(Requirements):
Without altering anything, output the material below.

(Supplied material):
□ □ □ □ □
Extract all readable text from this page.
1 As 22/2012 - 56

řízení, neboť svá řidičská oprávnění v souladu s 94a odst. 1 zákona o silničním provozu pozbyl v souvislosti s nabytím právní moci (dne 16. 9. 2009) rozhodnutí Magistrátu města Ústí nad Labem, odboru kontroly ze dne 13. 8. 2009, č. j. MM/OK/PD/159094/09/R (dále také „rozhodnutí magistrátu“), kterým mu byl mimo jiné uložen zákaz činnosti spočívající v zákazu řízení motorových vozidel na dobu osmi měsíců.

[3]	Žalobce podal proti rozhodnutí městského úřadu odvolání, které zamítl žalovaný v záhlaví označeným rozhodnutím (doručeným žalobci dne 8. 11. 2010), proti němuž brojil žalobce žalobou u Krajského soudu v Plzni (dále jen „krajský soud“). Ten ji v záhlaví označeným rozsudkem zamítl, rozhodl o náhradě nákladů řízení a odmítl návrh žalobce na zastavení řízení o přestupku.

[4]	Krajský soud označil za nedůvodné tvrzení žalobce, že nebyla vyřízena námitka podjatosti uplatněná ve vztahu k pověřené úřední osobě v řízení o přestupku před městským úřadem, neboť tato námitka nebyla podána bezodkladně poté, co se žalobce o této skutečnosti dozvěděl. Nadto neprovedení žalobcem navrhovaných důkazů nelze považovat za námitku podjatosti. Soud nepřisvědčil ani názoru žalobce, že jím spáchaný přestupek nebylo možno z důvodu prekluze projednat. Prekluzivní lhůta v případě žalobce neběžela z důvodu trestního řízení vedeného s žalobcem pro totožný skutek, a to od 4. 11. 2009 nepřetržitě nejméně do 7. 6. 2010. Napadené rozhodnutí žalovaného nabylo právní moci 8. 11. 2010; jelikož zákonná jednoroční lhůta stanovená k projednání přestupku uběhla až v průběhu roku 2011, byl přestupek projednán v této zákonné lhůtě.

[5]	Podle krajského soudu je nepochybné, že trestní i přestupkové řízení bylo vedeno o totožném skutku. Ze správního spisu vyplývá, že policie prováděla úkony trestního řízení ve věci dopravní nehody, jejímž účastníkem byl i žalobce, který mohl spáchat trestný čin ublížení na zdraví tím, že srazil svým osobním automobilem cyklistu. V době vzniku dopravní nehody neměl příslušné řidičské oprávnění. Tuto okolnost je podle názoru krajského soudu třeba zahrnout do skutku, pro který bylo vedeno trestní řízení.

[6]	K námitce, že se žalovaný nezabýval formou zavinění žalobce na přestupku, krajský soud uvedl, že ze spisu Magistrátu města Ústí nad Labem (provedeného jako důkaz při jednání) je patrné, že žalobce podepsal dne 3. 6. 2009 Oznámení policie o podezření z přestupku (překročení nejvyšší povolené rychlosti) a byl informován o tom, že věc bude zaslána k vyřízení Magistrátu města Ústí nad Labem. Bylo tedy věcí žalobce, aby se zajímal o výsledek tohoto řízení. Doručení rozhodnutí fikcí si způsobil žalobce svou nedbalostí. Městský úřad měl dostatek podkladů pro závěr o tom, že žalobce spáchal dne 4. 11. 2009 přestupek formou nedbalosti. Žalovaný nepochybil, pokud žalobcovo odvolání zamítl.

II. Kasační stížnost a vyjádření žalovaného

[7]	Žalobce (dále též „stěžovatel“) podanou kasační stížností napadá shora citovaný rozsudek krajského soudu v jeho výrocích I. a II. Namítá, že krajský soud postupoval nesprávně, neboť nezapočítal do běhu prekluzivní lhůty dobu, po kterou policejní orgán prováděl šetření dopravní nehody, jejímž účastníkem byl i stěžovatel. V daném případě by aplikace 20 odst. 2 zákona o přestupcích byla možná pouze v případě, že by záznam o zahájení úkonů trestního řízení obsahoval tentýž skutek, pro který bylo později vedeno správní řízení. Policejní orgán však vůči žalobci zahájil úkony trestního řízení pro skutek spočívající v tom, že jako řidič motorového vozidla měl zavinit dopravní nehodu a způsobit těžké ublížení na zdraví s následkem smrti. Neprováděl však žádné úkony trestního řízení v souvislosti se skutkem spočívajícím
□ □ □ □ □
(Exercise result):
Extract all readable text from this page.
1 As 22/2012 - 56

řízení, neboť svá řidičská oprávnění v souladu s 94a odst. 1 zákona o silničním provozu pozbyl v souvislosti s nabytím právní moci (dne 16. 9. 2009) rozhodnutí Magistrátu města Ústí nad Labem, odboru kontroly ze dne 13. 8. 2009, č. j. MM/OK/PD/159094/09/R (dále také „rozhodnutí magistrátu“), kterým mu byl mimo jiné uložen zákaz činnosti spočívající v zákazu řízení motorových vozidel na dobu osmi měsíců.

[3]	Žalobce podal proti rozhodnutí městského úřadu odvolání, které zamítl žalovaný v záhlaví označeným rozhodnutím (doručeným žalobci dne 8. 11. 2010), proti němuž brojil žalobce žalobou u Krajského soudu v Plzni (dále jen „krajský soud“). Ten ji v záhlaví označeným rozsudkem zamítl, rozhodl o náhradě nákladů řízení a odmítl návrh žalobce na zastavení řízení o přestupku.

[4]	Krajský soud označil za nedůvodné tvrzení žalobce, že nebyla vyřízena námitka podjatosti uplatněná ve vztahu k pověřené úřední osobě v řízení o přestupku před městským úřadem, neboť tato námitka nebyla podána bezodkladně poté, co se žalobce o této skutečnosti dozvěděl. Nadto neprovedení žalobcem navrhovaných důkazů nelze považovat za námitku podjatosti. Soud nepřisvědčil ani názoru žalobce, že jím spáchaný přestupek nebylo možno z důvodu prekluze projednat. Prekluzivní lhůta v případě žalobce neběžela z důvodu trestního řízení vedeného s žalobcem pro totožný skutek, a to od 4. 11. 2009 nepřetržitě nejméně do 7. 6. 2010. Napadené rozhodnutí žalovaného nabylo právní moci 8. 11. 2010; jelikož zákonná jednoroční lhůta stanovená k projednání přestupku uběhla až v průběhu roku 2011, byl přestupek projednán v této zákonné lhůtě.

[5]	Podle krajského soudu je nepochybné, že trestní i přestupkové řízení bylo vedeno o totožném skutku. Ze správního spisu vyplývá, že policie prováděla úkony trestního řízení ve věci dopravní nehody, jejímž účastníkem byl i žalobce, který mohl spáchat trestný čin ublížení na zdraví tím, že srazil svým osobním automobilem cyklistu. V době vzniku dopravní nehody neměl příslušné řidičské oprávnění. Tuto okolnost je podle názoru krajského soudu třeba zahrnout do skutku, pro který bylo vedeno trestní řízení.

[6]	K námitce, že se žalovaný nezabýval formou zavinění žalobce na přestupku, krajský soud uvedl, že ze spisu Magistrátu města Ústí nad Labem (provedeného jako důkaz při jednání) je patrné, že žalobce podepsal dne 3. 6. 2009 Oznámení policie o podezření z přestupku (překročení nejvyšší povolené rychlosti) a byl informován o tom, že věc bude zaslána k vyřízení Magistrátu města Ústí nad Labem. Bylo tedy věcí žalobce, aby se zajímal o výsledek tohoto řízení. Doručení rozhodnutí fikcí si způsobil žalobce svou nedbalostí. Městský úřad měl dostatek podkladů pro závěr o tom, že žalobce spáchal dne 4. 11. 2009 přestupek formou nedbalosti. Žalovaný nepochybil, pokud žalobcovo odvolání zamítl.

II. Kasační stížnost a vyjádření žalovaného

[7]	Žalobce (dále též „stěžovatel“) podanou kasační stížností napadá shora citovaný rozsudek krajského soudu v jeho výrocích I. a II. Namítá, že krajský soud postupoval nesprávně, neboť nezapočítal do běhu prekluzivní lhůty dobu, po kterou policejní orgán prováděl šetření dopravní nehody, jejímž účastníkem byl i stěžovatel. V daném případě by aplikace 20 odst. 2 zákona o přestupcích byla možná pouze v případě, že by záznam o zahájení úkonů trestního řízení obsahoval tentýž skutek, pro který bylo později vedeno správní řízení. Policejní orgán však vůči žalobci zahájil úkony trestního řízení pro skutek spočívající v tom, že jako řidič motorového vozidla měl zavinit dopravní nehodu a způsobit těžké ublížení na zdraví s následkem smrti. Neprováděl však žádné úkony trestního řízení v souvislosti se skutkem spočívajícím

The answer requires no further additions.